___ Material for this exercise ___

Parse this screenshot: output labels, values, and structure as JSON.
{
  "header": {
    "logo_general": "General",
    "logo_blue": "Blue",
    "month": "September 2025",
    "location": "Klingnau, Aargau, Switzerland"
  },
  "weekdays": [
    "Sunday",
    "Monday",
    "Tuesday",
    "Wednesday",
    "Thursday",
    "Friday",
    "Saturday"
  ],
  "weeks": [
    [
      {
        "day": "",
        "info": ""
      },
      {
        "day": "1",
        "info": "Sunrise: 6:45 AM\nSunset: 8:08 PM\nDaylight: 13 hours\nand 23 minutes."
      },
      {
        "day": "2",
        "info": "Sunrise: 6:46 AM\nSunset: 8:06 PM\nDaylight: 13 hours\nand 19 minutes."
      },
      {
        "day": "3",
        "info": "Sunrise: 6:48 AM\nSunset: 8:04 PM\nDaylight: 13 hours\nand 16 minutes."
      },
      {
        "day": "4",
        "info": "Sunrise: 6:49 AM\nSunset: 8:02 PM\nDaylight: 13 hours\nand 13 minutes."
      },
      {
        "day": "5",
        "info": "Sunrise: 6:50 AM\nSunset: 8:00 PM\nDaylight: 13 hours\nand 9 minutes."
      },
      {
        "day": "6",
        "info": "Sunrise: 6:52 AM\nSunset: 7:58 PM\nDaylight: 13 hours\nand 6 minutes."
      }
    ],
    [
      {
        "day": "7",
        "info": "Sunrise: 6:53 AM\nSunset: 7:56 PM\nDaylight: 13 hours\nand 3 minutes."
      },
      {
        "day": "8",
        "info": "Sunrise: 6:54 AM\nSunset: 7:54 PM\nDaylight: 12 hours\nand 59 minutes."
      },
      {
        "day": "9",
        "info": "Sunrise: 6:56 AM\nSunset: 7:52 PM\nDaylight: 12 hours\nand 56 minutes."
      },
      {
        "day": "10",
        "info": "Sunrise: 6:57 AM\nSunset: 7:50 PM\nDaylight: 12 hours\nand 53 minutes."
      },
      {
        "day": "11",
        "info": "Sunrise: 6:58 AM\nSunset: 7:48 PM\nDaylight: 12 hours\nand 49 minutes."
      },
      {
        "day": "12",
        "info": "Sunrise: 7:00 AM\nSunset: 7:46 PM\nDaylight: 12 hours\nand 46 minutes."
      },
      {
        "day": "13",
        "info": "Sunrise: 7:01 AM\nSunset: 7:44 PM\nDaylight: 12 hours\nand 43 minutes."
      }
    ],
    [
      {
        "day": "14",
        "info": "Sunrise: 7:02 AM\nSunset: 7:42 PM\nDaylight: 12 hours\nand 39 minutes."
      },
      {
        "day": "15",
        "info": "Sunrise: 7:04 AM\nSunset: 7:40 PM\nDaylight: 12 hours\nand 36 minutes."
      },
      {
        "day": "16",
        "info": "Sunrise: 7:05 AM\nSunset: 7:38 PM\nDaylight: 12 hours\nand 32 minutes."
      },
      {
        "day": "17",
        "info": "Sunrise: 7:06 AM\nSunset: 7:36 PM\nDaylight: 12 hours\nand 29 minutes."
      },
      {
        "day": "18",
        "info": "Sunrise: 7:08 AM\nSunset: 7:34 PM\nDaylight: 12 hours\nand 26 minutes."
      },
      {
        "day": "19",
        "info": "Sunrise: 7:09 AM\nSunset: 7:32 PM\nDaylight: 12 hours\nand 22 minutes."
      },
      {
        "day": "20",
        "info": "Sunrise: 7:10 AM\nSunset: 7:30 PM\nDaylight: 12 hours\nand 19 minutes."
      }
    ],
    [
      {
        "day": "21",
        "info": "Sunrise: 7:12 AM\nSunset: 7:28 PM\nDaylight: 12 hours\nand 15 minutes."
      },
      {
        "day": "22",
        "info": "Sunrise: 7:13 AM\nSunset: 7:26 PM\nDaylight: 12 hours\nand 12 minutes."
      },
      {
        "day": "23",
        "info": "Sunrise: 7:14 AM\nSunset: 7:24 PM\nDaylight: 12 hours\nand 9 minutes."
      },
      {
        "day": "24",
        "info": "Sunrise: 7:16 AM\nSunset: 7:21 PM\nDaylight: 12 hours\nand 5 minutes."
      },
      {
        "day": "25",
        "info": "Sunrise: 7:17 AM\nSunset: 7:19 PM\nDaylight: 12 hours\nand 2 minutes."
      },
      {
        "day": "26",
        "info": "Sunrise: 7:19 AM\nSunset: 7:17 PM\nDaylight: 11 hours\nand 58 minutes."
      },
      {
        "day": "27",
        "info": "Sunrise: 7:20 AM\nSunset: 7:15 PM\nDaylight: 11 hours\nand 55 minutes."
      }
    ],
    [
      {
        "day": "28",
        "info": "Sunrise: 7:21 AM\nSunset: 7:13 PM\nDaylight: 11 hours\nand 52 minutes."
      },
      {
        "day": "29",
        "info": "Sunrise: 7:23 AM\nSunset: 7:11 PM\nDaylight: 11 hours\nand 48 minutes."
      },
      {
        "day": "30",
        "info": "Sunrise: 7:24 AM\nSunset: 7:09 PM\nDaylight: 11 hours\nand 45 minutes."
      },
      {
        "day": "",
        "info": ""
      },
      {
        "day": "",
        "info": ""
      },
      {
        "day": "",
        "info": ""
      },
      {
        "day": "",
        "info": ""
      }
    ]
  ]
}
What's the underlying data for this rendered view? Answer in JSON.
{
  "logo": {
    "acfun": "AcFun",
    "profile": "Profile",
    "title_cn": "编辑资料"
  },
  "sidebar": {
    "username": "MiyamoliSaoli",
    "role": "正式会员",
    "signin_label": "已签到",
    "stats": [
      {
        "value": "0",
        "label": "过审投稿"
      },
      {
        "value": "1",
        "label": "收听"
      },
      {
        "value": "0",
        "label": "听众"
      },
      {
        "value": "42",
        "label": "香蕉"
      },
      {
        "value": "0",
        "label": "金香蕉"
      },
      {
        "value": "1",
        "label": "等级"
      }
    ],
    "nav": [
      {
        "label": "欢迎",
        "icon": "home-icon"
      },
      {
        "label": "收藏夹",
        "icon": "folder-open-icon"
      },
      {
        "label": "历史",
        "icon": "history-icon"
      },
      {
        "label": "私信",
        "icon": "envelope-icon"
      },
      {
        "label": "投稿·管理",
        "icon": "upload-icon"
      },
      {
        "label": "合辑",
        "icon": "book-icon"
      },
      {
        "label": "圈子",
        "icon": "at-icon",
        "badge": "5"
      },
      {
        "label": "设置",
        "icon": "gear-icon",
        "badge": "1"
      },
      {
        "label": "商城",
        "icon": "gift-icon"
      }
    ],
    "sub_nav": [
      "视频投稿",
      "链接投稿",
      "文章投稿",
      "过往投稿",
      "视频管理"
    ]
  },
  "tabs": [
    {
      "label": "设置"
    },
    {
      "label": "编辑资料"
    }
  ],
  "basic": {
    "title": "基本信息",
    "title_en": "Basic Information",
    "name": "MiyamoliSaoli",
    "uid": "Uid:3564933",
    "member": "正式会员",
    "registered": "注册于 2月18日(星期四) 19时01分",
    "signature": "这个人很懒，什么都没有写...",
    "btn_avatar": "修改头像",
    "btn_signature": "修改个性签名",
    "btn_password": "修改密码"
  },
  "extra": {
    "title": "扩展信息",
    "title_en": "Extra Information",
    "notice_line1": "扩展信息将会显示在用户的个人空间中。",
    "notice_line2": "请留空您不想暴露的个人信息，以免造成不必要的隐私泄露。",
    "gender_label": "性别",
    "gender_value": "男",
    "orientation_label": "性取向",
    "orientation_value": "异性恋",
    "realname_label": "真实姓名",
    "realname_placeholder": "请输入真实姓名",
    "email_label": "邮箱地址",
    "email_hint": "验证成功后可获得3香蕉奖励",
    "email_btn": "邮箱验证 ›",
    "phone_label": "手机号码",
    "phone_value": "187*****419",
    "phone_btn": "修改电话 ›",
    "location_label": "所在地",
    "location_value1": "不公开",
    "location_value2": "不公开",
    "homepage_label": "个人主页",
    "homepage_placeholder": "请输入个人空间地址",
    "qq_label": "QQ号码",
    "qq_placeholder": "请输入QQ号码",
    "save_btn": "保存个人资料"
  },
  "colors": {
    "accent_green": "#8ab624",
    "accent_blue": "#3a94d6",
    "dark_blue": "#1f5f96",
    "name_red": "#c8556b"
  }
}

___

__Short problem__
Report each line of the material above where the word "Information" appears.

__Exercise solution__
    "title_en": "Basic Information",
    "title_en": "Extra Information",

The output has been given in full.